• _Written problem_
Pictures do not belong in the copy. Return all of the entries exactly.

***** Data shown

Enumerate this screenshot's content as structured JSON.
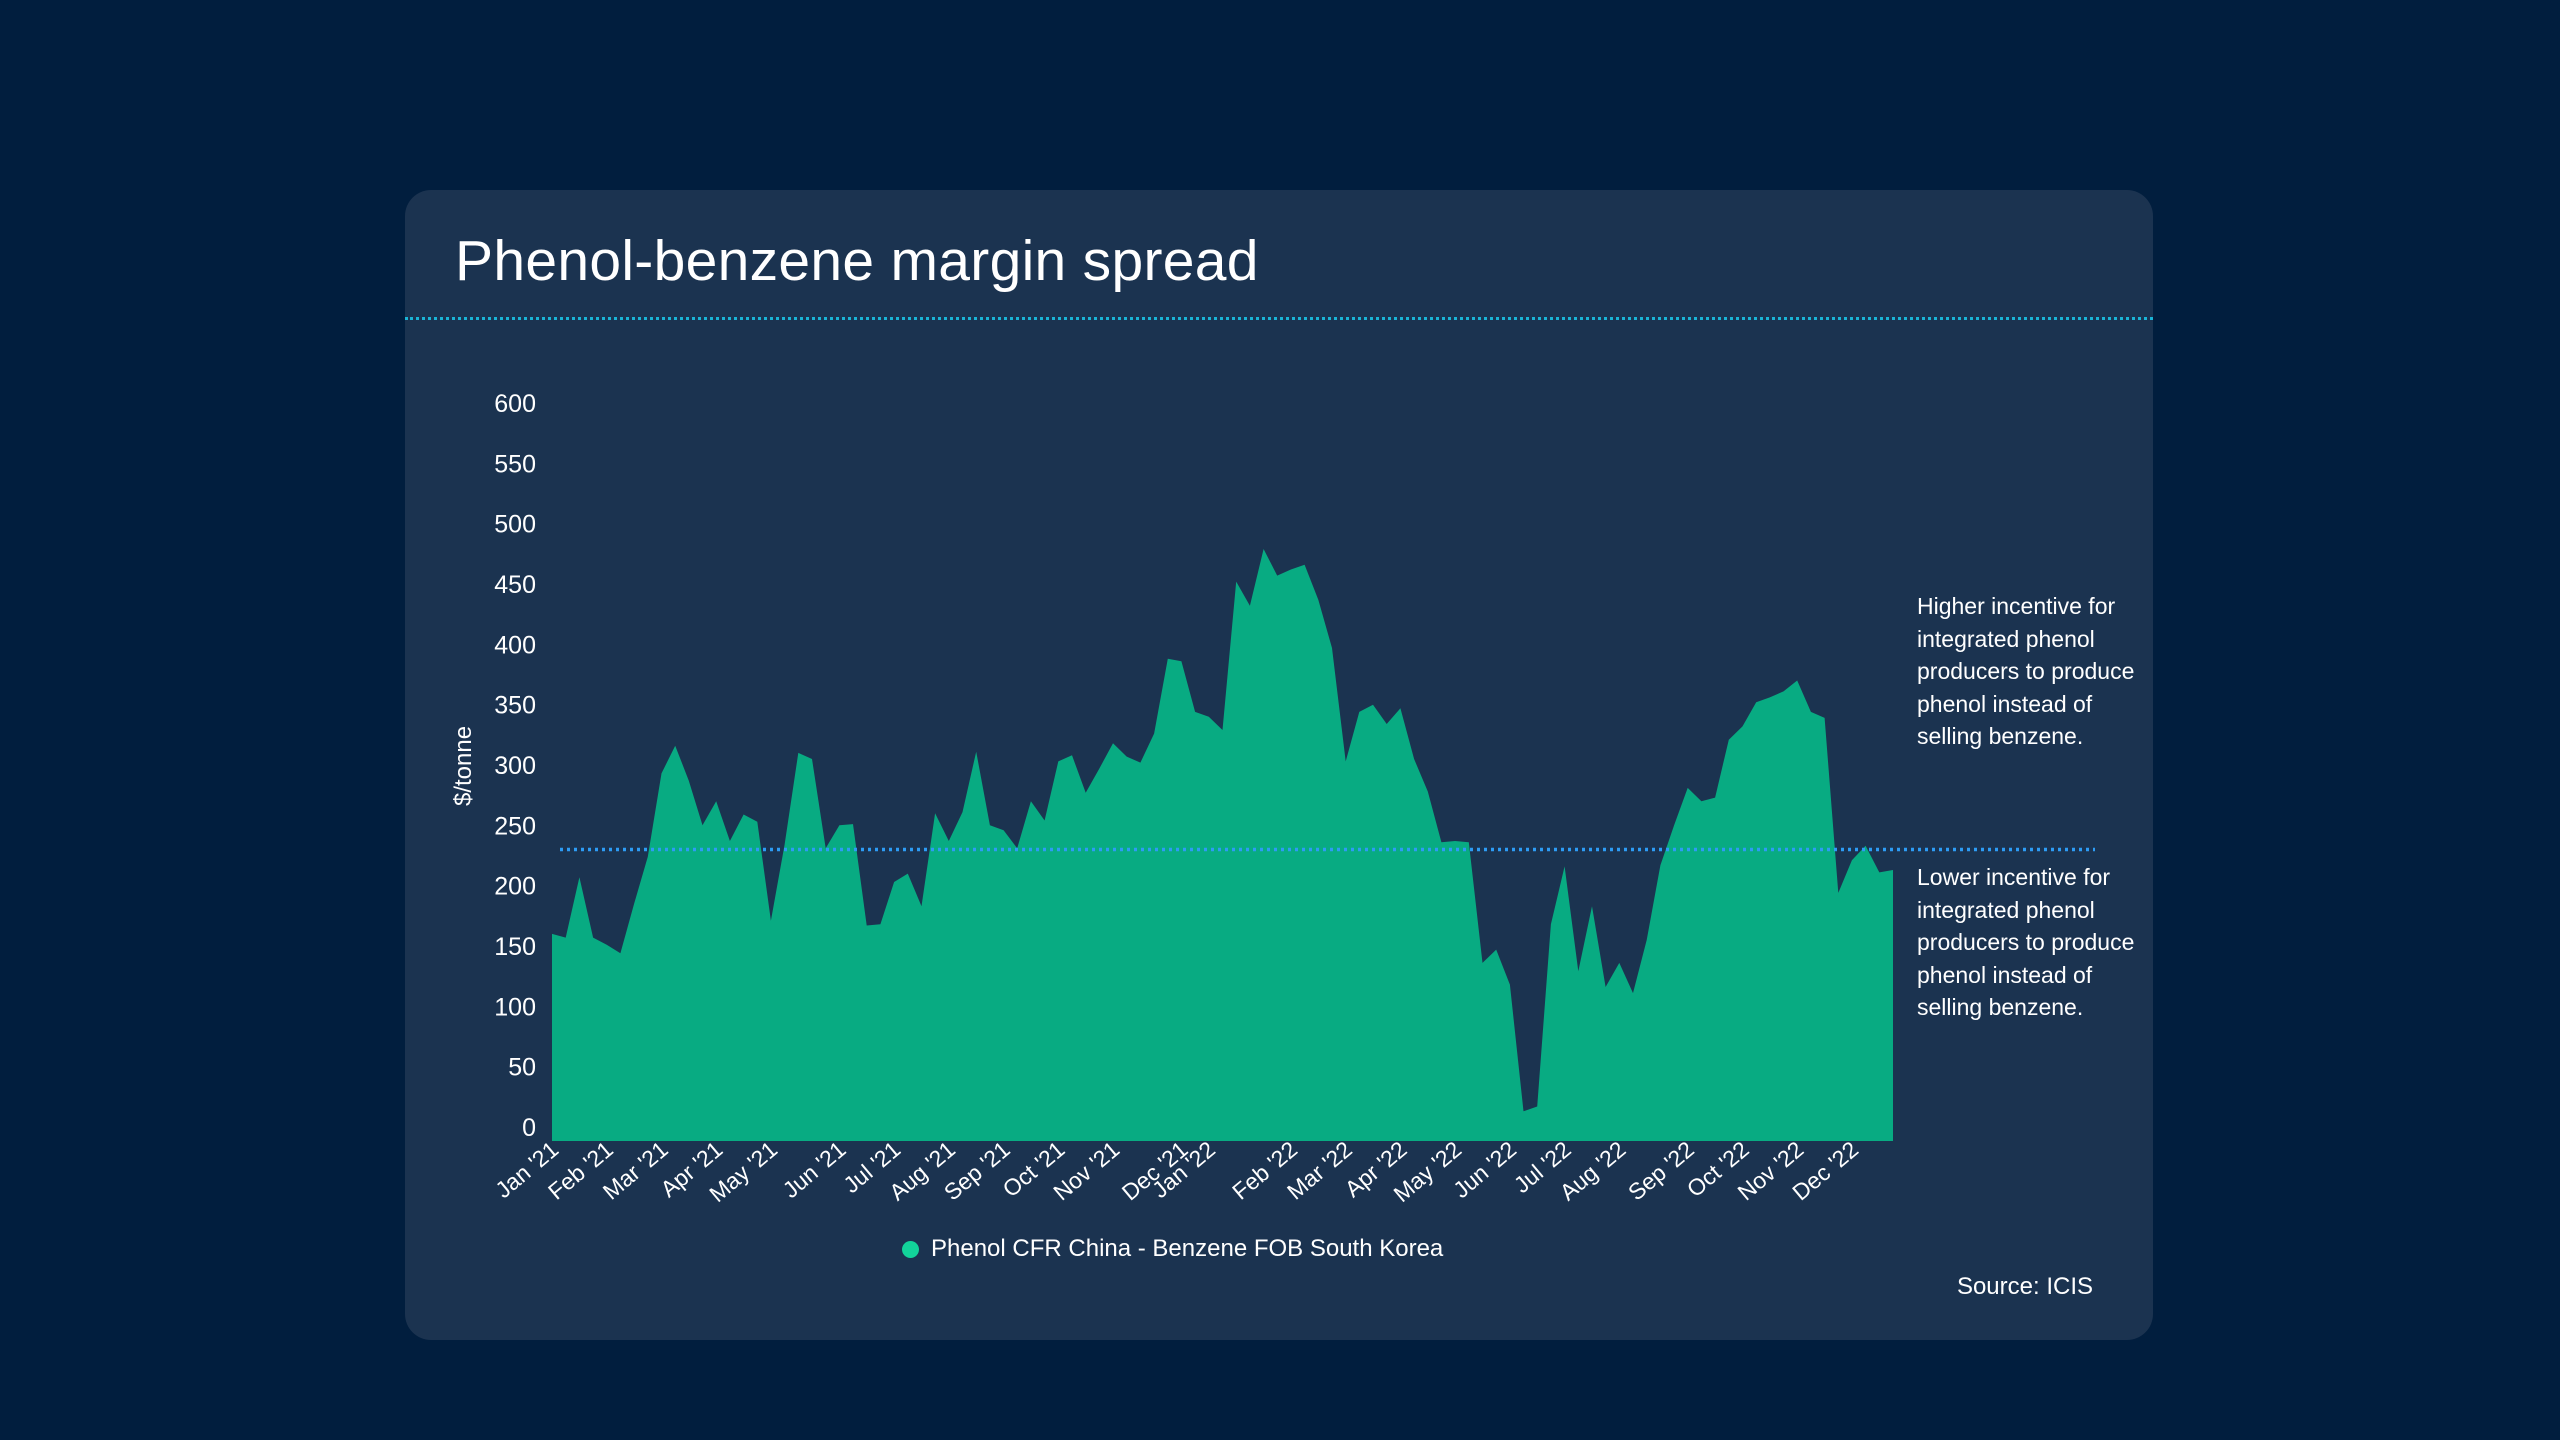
{
  "chart_data": {
    "type": "area",
    "title": "Phenol-benzene margin spread",
    "xlabel": "",
    "ylabel": "$/tonne",
    "ylim": [
      0,
      600
    ],
    "y_ticks": [
      0,
      50,
      100,
      150,
      200,
      250,
      300,
      350,
      400,
      450,
      500,
      550,
      600
    ],
    "x_ticks": [
      {
        "label": "Jan '21",
        "week": 0
      },
      {
        "label": "Feb '21",
        "week": 4
      },
      {
        "label": "Mar '21",
        "week": 8
      },
      {
        "label": "Apr '21",
        "week": 12
      },
      {
        "label": "May '21",
        "week": 16
      },
      {
        "label": "Jun '21",
        "week": 21
      },
      {
        "label": "Jul '21",
        "week": 25
      },
      {
        "label": "Aug '21",
        "week": 29
      },
      {
        "label": "Sep '21",
        "week": 33
      },
      {
        "label": "Oct '21",
        "week": 37
      },
      {
        "label": "Nov '21",
        "week": 41
      },
      {
        "label": "Dec '21",
        "week": 46
      },
      {
        "label": "Jan '22",
        "week": 48
      },
      {
        "label": "Feb '22",
        "week": 54
      },
      {
        "label": "Mar '22",
        "week": 58
      },
      {
        "label": "Apr '22",
        "week": 62
      },
      {
        "label": "May '22",
        "week": 66
      },
      {
        "label": "Jun '22",
        "week": 70
      },
      {
        "label": "Jul '22",
        "week": 74
      },
      {
        "label": "Aug '22",
        "week": 78
      },
      {
        "label": "Sep '22",
        "week": 83
      },
      {
        "label": "Oct '22",
        "week": 87
      },
      {
        "label": "Nov '22",
        "week": 91
      },
      {
        "label": "Dec '22",
        "week": 95
      }
    ],
    "series": [
      {
        "name": "Phenol CFR China - Benzene FOB South Korea",
        "color": "#08ab82",
        "values": [
          160,
          157,
          207,
          157,
          151,
          144,
          185,
          224,
          293,
          316,
          287,
          250,
          270,
          237,
          259,
          253,
          171,
          234,
          310,
          305,
          231,
          250,
          251,
          167,
          168,
          203,
          210,
          183,
          260,
          237,
          261,
          311,
          250,
          246,
          231,
          270,
          254,
          303,
          308,
          277,
          297,
          318,
          307,
          302,
          326,
          388,
          386,
          344,
          340,
          329,
          452,
          432,
          479,
          457,
          462,
          466,
          437,
          397,
          303,
          344,
          350,
          334,
          347,
          305,
          278,
          236,
          237,
          236,
          136,
          147,
          118,
          13,
          17,
          168,
          216,
          129,
          183,
          116,
          136,
          111,
          155,
          217,
          250,
          281,
          270,
          273,
          321,
          332,
          352,
          356,
          361,
          370,
          344,
          339,
          194,
          221,
          233,
          211,
          213
        ]
      }
    ],
    "reference_line": {
      "value": 230,
      "color": "#2d9cf5",
      "style": "dotted"
    },
    "annotations": [
      "Higher incentive for integrated phenol producers to produce phenol instead of selling benzene.",
      "Lower incentive for integrated phenol producers to produce phenol instead of selling benzene."
    ],
    "legend": {
      "label": "Phenol CFR China - Benzene FOB South Korea",
      "placement": "bottom-center",
      "color": "#12d39a"
    },
    "source": "Source: ICIS"
  }
}
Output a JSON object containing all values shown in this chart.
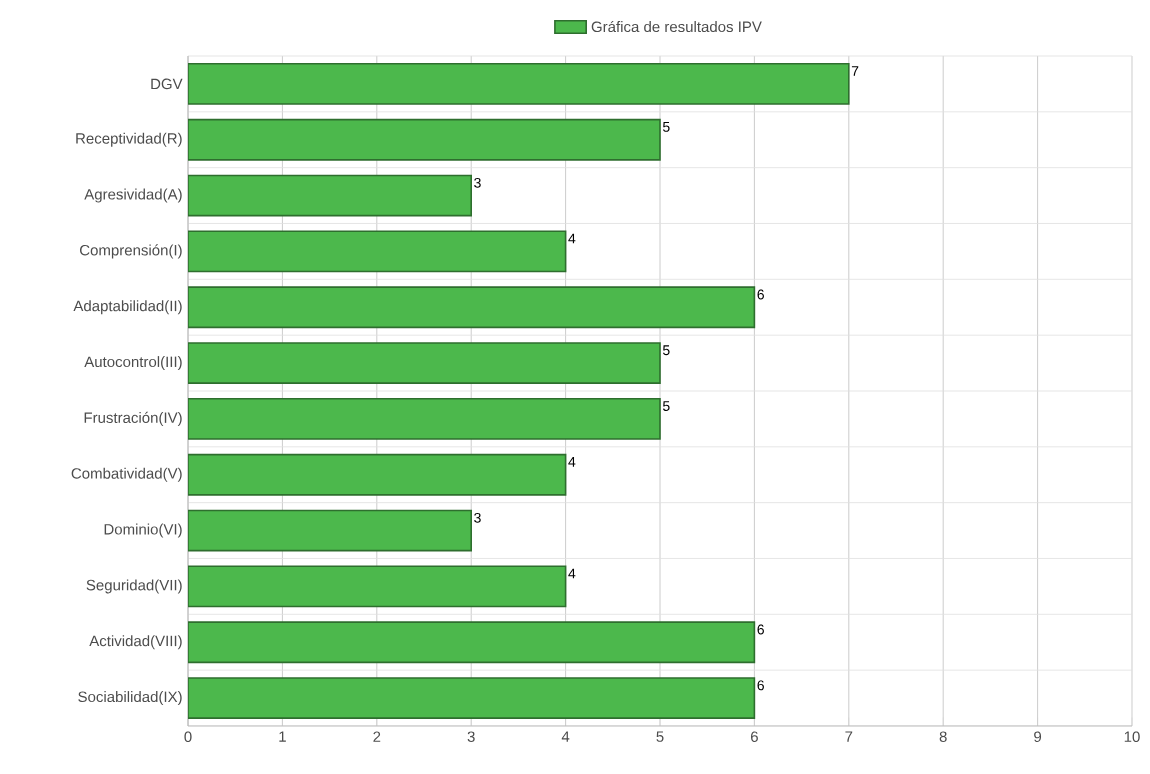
{
  "chart_data": {
    "type": "bar",
    "orientation": "horizontal",
    "categories": [
      "DGV",
      "Receptividad(R)",
      "Agresividad(A)",
      "Comprensión(I)",
      "Adaptabilidad(II)",
      "Autocontrol(III)",
      "Frustración(IV)",
      "Combatividad(V)",
      "Dominio(VI)",
      "Seguridad(VII)",
      "Actividad(VIII)",
      "Sociabilidad(IX)"
    ],
    "series": [
      {
        "name": "Gráfica de resultados IPV",
        "color": "#4cb84c",
        "values": [
          7,
          5,
          3,
          4,
          6,
          5,
          5,
          4,
          3,
          4,
          6,
          6
        ]
      }
    ],
    "xlim": [
      0,
      10
    ],
    "xticks": [
      0,
      1,
      2,
      3,
      4,
      5,
      6,
      7,
      8,
      9,
      10
    ],
    "grid": true,
    "legend": "top",
    "data_labels": true
  }
}
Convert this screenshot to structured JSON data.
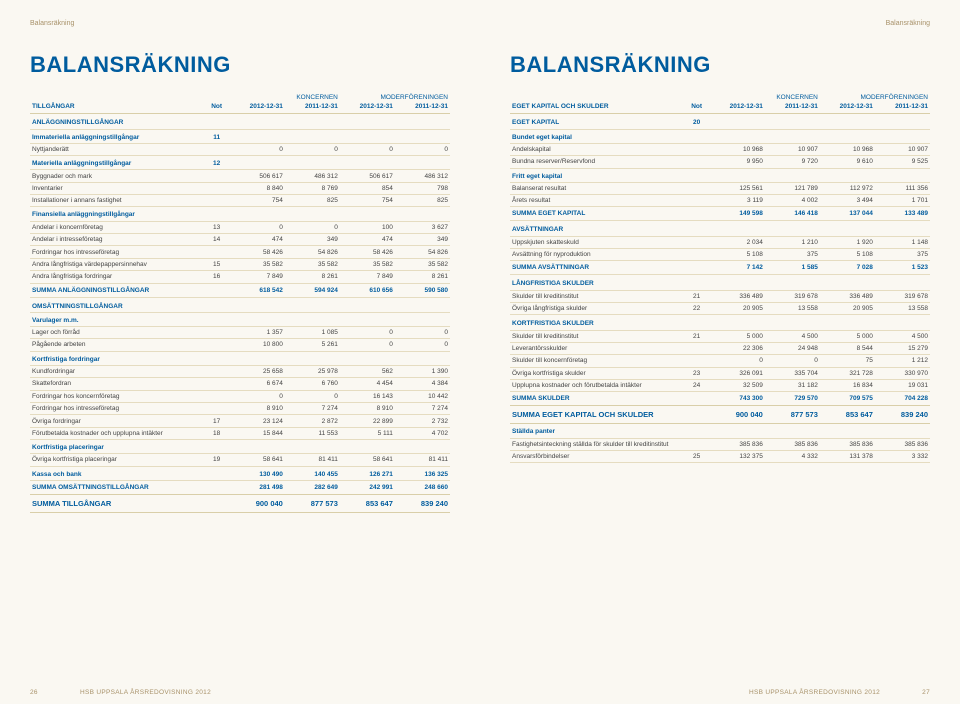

**********

• _Completed task_
Enumerate this screenshot's content as structured JSON.
{
  "chart_data": {
    "type": "area",
    "title": "Phenol-benzene margin spread",
    "xlabel": "",
    "ylabel": "$/tonne",
    "ylim": [
      0,
      600
    ],
    "y_ticks": [
      0,
      50,
      100,
      150,
      200,
      250,
      300,
      350,
      400,
      450,
      500,
      550,
      600
    ],
    "x_ticks": [
      {
        "label": "Jan '21",
        "week": 0
      },
      {
        "label": "Feb '21",
        "week": 4
      },
      {
        "label": "Mar '21",
        "week": 8
      },
      {
        "label": "Apr '21",
        "week": 12
      },
      {
        "label": "May '21",
        "week": 16
      },
      {
        "label": "Jun '21",
        "week": 21
      },
      {
        "label": "Jul '21",
        "week": 25
      },
      {
        "label": "Aug '21",
        "week": 29
      },
      {
        "label": "Sep '21",
        "week": 33
      },
      {
        "label": "Oct '21",
        "week": 37
      },
      {
        "label": "Nov '21",
        "week": 41
      },
      {
        "label": "Dec '21",
        "week": 46
      },
      {
        "label": "Jan '22",
        "week": 48
      },
      {
        "label": "Feb '22",
        "week": 54
      },
      {
        "label": "Mar '22",
        "week": 58
      },
      {
        "label": "Apr '22",
        "week": 62
      },
      {
        "label": "May '22",
        "week": 66
      },
      {
        "label": "Jun '22",
        "week": 70
      },
      {
        "label": "Jul '22",
        "week": 74
      },
      {
        "label": "Aug '22",
        "week": 78
      },
      {
        "label": "Sep '22",
        "week": 83
      },
      {
        "label": "Oct '22",
        "week": 87
      },
      {
        "label": "Nov '22",
        "week": 91
      },
      {
        "label": "Dec '22",
        "week": 95
      }
    ],
    "series": [
      {
        "name": "Phenol CFR China - Benzene FOB South Korea",
        "color": "#08ab82",
        "values": [
          160,
          157,
          207,
          157,
          151,
          144,
          185,
          224,
          293,
          316,
          287,
          250,
          270,
          237,
          259,
          253,
          171,
          234,
          310,
          305,
          231,
          250,
          251,
          167,
          168,
          203,
          210,
          183,
          260,
          237,
          261,
          311,
          250,
          246,
          231,
          270,
          254,
          303,
          308,
          277,
          297,
          318,
          307,
          302,
          326,
          388,
          386,
          344,
          340,
          329,
          452,
          432,
          479,
          457,
          462,
          466,
          437,
          397,
          303,
          344,
          350,
          334,
          347,
          305,
          278,
          236,
          237,
          236,
          136,
          147,
          118,
          13,
          17,
          168,
          216,
          129,
          183,
          116,
          136,
          111,
          155,
          217,
          250,
          281,
          270,
          273,
          321,
          332,
          352,
          356,
          361,
          370,
          344,
          339,
          194,
          221,
          233,
          211,
          213
        ]
      }
    ],
    "reference_line": {
      "value": 230,
      "color": "#2d9cf5",
      "style": "dotted"
    },
    "annotations": [
      "Higher incentive for integrated phenol producers to produce phenol instead of selling benzene.",
      "Lower incentive for integrated phenol producers to produce phenol instead of selling benzene."
    ],
    "legend": {
      "label": "Phenol CFR China - Benzene FOB South Korea",
      "placement": "bottom-center",
      "color": "#12d39a"
    },
    "source": "Source: ICIS"
  }
}
Output a JSON object containing all values shown in this chart.
{
  "chart_data": {
    "type": "bar",
    "orientation": "horizontal",
    "categories": [
      "DGV",
      "Receptividad(R)",
      "Agresividad(A)",
      "Comprensión(I)",
      "Adaptabilidad(II)",
      "Autocontrol(III)",
      "Frustración(IV)",
      "Combatividad(V)",
      "Dominio(VI)",
      "Seguridad(VII)",
      "Actividad(VIII)",
      "Sociabilidad(IX)"
    ],
    "series": [
      {
        "name": "Gráfica de resultados IPV",
        "color": "#4cb84c",
        "values": [
          7,
          5,
          3,
          4,
          6,
          5,
          5,
          4,
          3,
          4,
          6,
          6
        ]
      }
    ],
    "xlim": [
      0,
      10
    ],
    "xticks": [
      0,
      1,
      2,
      3,
      4,
      5,
      6,
      7,
      8,
      9,
      10
    ],
    "grid": true,
    "legend": "top",
    "data_labels": true
  }
}
Convert this screenshot to structured JSON data.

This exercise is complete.